Your task |
Exactly as written, set down each line of the data below except its pictures.

(Excerpts from a transcription dataset)
--
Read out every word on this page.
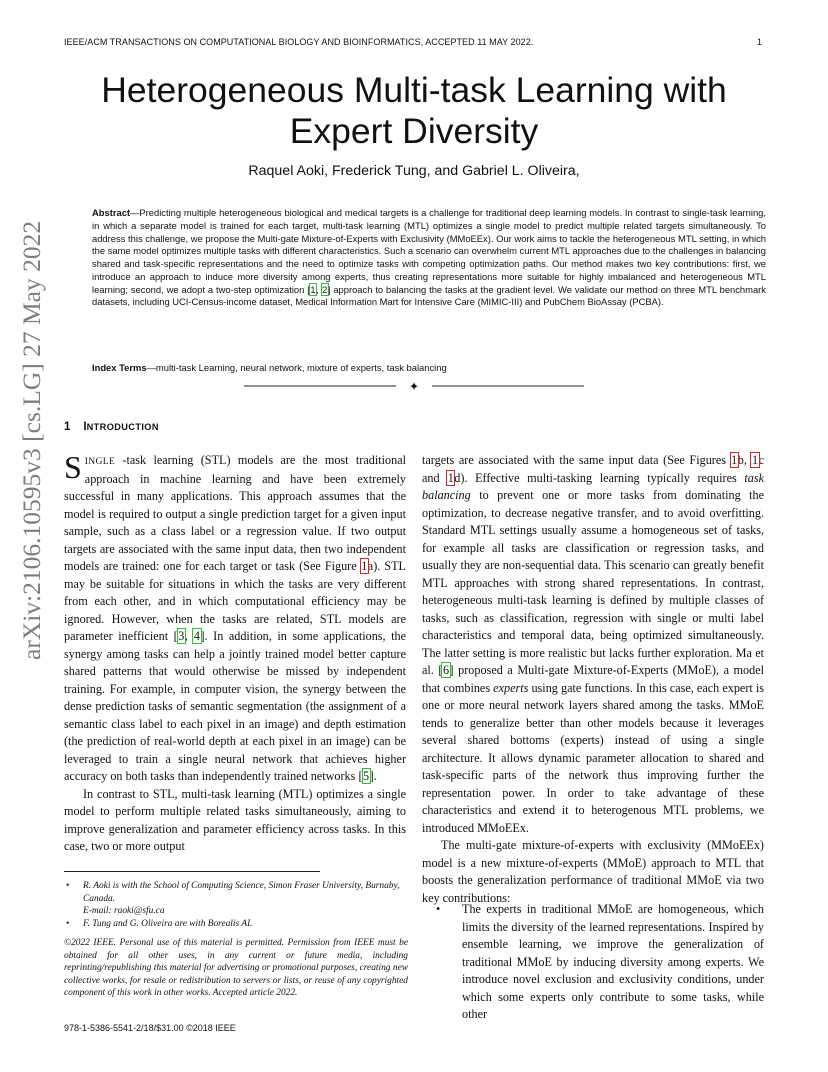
IEEE/ACM TRANSACTIONS ON COMPUTATIONAL BIOLOGY AND BIOINFORMATICS, ACCEPTED 11 MAY 2022.	1
Heterogeneous Multi-task Learning with Expert Diversity
Raquel Aoki, Frederick Tung, and Gabriel L. Oliveira,
Abstract—Predicting multiple heterogeneous biological and medical targets is a challenge for traditional deep learning models. In contrast to single-task learning, in which a separate model is trained for each target, multi-task learning (MTL) optimizes a single model to predict multiple related targets simultaneously. To address this challenge, we propose the Multi-gate Mixture-of-Experts with Exclusivity (MMoEEx). Our work aims to tackle the heterogeneous MTL setting, in which the same model optimizes multiple tasks with different characteristics. Such a scenario can overwhelm current MTL approaches due to the challenges in balancing shared and task-specific representations and the need to optimize tasks with competing optimization paths. Our method makes two key contributions: first, we introduce an approach to induce more diversity among experts, thus creating representations more suitable for highly imbalanced and heterogeneous MTL learning; second, we adopt a two-step optimization [1, 2] approach to balancing the tasks at the gradient level. We validate our method on three MTL benchmark datasets, including UCI-Census-income dataset, Medical Information Mart for Intensive Care (MIMIC-III) and PubChem BioAssay (PCBA).
Index Terms—multi-task Learning, neural network, mixture of experts, task balancing
✦
arXiv:2106.10595v3 [cs.LG] 27 May 2022 1 INTRODUCTION

SINGLE -task learning (STL) models are the most traditional approach in machine learning and have been extremely successful in many applications. This approach assumes that the model is required to output a single prediction target for a given input sample, such as a class label or a regression value. If two output targets are associated with the same input data, then two independent models are trained: one for each target or task (See Figure 1a). STL may be suitable for situations in which the tasks are very different from each other, and in which computational efficiency may be ignored. However, when the tasks are related, STL models are parameter inefficient [3, 4]. In addition, in some applications, the synergy among tasks can help a jointly trained model better capture shared patterns that would otherwise be missed by independent training. For example, in computer vision, the synergy between the dense prediction tasks of semantic segmentation (the assignment of a semantic class label to each pixel in an image) and depth estimation (the prediction of real-world depth at each pixel in an image) can be leveraged to train a single neural network that achieves higher accuracy on both tasks than independently trained networks [5].

In contrast to STL, multi-task learning (MTL) optimizes a single model to perform multiple related tasks simultaneously, aiming to improve generalization and parameter efficiency across tasks. In this case, two or more output

• R. Aoki is with the School of Computing Science, Simon Fraser University, Burnaby, Canada.
E-mail: raoki@sfu.ca
• F. Tung and G. Oliveira are with Borealis AI.
©2022 IEEE. Personal use of this material is permitted. Permission from IEEE must be obtained for all other uses, in any current or future media, including reprinting/republishing this material for advertising or promotional purposes, creating new collective works, for resale or redistribution to servers or lists, or reuse of any copyrighted component of this work in other works. Accepted article 2022.
978-1-5386-5541-2/18/$31.00 ©2018 IEEE

targets are associated with the same input data (See Figures 1b, 1c and 1d). Effective multi-tasking learning typically requires task balancing to prevent one or more tasks from dominating the optimization, to decrease negative transfer, and to avoid overfitting. Standard MTL settings usually assume a homogeneous set of tasks, for example all tasks are classification or regression tasks, and usually they are non-sequential data. This scenario can greatly benefit MTL approaches with strong shared representations. In contrast, heterogeneous multi-task learning is defined by multiple classes of tasks, such as classification, regression with single or multi label characteristics and temporal data, being optimized simultaneously. The latter setting is more realistic but lacks further exploration. Ma et al. [6] proposed a Multi-gate Mixture-of-Experts (MMoE), a model that combines experts using gate functions. In this case, each expert is one or more neural network layers shared among the tasks. MMoE tends to generalize better than other models because it leverages several shared bottoms (experts) instead of using a single architecture. It allows dynamic parameter allocation to shared and task-specific parts of the network thus improving further the representation power. In order to take advantage of these characteristics and extend it to heterogenous MTL problems, we introduced MMoEEx.

The multi-gate mixture-of-experts with exclusivity (MMoEEx) model is a new mixture-of-experts (MMoE) approach to MTL that boosts the generalization performance of traditional MMoE via two key contributions:

• The experts in traditional MMoE are homogeneous, which limits the diversity of the learned representations. Inspired by ensemble learning, we improve the generalization of traditional MMoE by inducing diversity among experts. We introduce novel exclusion and exclusivity conditions, under which some experts only contribute to some tasks, while other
--
Problem solution |
Read out every word on this page.
IEEE/ACM TRANSACTIONS ON COMPUTATIONAL BIOLOGY AND BIOINFORMATICS, ACCEPTED 11 MAY 2022.	1
Heterogeneous Multi-task Learning with Expert Diversity
Raquel Aoki, Frederick Tung, and Gabriel L. Oliveira,
Abstract—Predicting multiple heterogeneous biological and medical targets is a challenge for traditional deep learning models. In contrast to single-task learning, in which a separate model is trained for each target, multi-task learning (MTL) optimizes a single model to predict multiple related targets simultaneously. To address this challenge, we propose the Multi-gate Mixture-of-Experts with Exclusivity (MMoEEx). Our work aims to tackle the heterogeneous MTL setting, in which the same model optimizes multiple tasks with different characteristics. Such a scenario can overwhelm current MTL approaches due to the challenges in balancing shared and task-specific representations and the need to optimize tasks with competing optimization paths. Our method makes two key contributions: first, we introduce an approach to induce more diversity among experts, thus creating representations more suitable for highly imbalanced and heterogeneous MTL learning; second, we adopt a two-step optimization [1, 2] approach to balancing the tasks at the gradient level. We validate our method on three MTL benchmark datasets, including UCI-Census-income dataset, Medical Information Mart for Intensive Care (MIMIC-III) and PubChem BioAssay (PCBA).
Index Terms—multi-task Learning, neural network, mixture of experts, task balancing
✦
arXiv:2106.10595v3 [cs.LG] 27 May 2022 1 INTRODUCTION

SINGLE -task learning (STL) models are the most traditional approach in machine learning and have been extremely successful in many applications. This approach assumes that the model is required to output a single prediction target for a given input sample, such as a class label or a regression value. If two output targets are associated with the same input data, then two independent models are trained: one for each target or task (See Figure 1a). STL may be suitable for situations in which the tasks are very different from each other, and in which computational efficiency may be ignored. However, when the tasks are related, STL models are parameter inefficient [3, 4]. In addition, in some applications, the synergy among tasks can help a jointly trained model better capture shared patterns that would otherwise be missed by independent training. For example, in computer vision, the synergy between the dense prediction tasks of semantic segmentation (the assignment of a semantic class label to each pixel in an image) and depth estimation (the prediction of real-world depth at each pixel in an image) can be leveraged to train a single neural network that achieves higher accuracy on both tasks than independently trained networks [5].

In contrast to STL, multi-task learning (MTL) optimizes a single model to perform multiple related tasks simultaneously, aiming to improve generalization and parameter efficiency across tasks. In this case, two or more output

• R. Aoki is with the School of Computing Science, Simon Fraser University, Burnaby, Canada.
E-mail: raoki@sfu.ca
• F. Tung and G. Oliveira are with Borealis AI.
©2022 IEEE. Personal use of this material is permitted. Permission from IEEE must be obtained for all other uses, in any current or future media, including reprinting/republishing this material for advertising or promotional purposes, creating new collective works, for resale or redistribution to servers or lists, or reuse of any copyrighted component of this work in other works. Accepted article 2022.
978-1-5386-5541-2/18/$31.00 ©2018 IEEE

targets are associated with the same input data (See Figures 1b, 1c and 1d). Effective multi-tasking learning typically requires task balancing to prevent one or more tasks from dominating the optimization, to decrease negative transfer, and to avoid overfitting. Standard MTL settings usually assume a homogeneous set of tasks, for example all tasks are classification or regression tasks, and usually they are non-sequential data. This scenario can greatly benefit MTL approaches with strong shared representations. In contrast, heterogeneous multi-task learning is defined by multiple classes of tasks, such as classification, regression with single or multi label characteristics and temporal data, being optimized simultaneously. The latter setting is more realistic but lacks further exploration. Ma et al. [6] proposed a Multi-gate Mixture-of-Experts (MMoE), a model that combines experts using gate functions. In this case, each expert is one or more neural network layers shared among the tasks. MMoE tends to generalize better than other models because it leverages several shared bottoms (experts) instead of using a single architecture. It allows dynamic parameter allocation to shared and task-specific parts of the network thus improving further the representation power. In order to take advantage of these characteristics and extend it to heterogenous MTL problems, we introduced MMoEEx.

The multi-gate mixture-of-experts with exclusivity (MMoEEx) model is a new mixture-of-experts (MMoE) approach to MTL that boosts the generalization performance of traditional MMoE via two key contributions:

• The experts in traditional MMoE are homogeneous, which limits the diversity of the learned representations. Inspired by ensemble learning, we improve the generalization of traditional MMoE by inducing diversity among experts. We introduce novel exclusion and exclusivity conditions, under which some experts only contribute to some tasks, while other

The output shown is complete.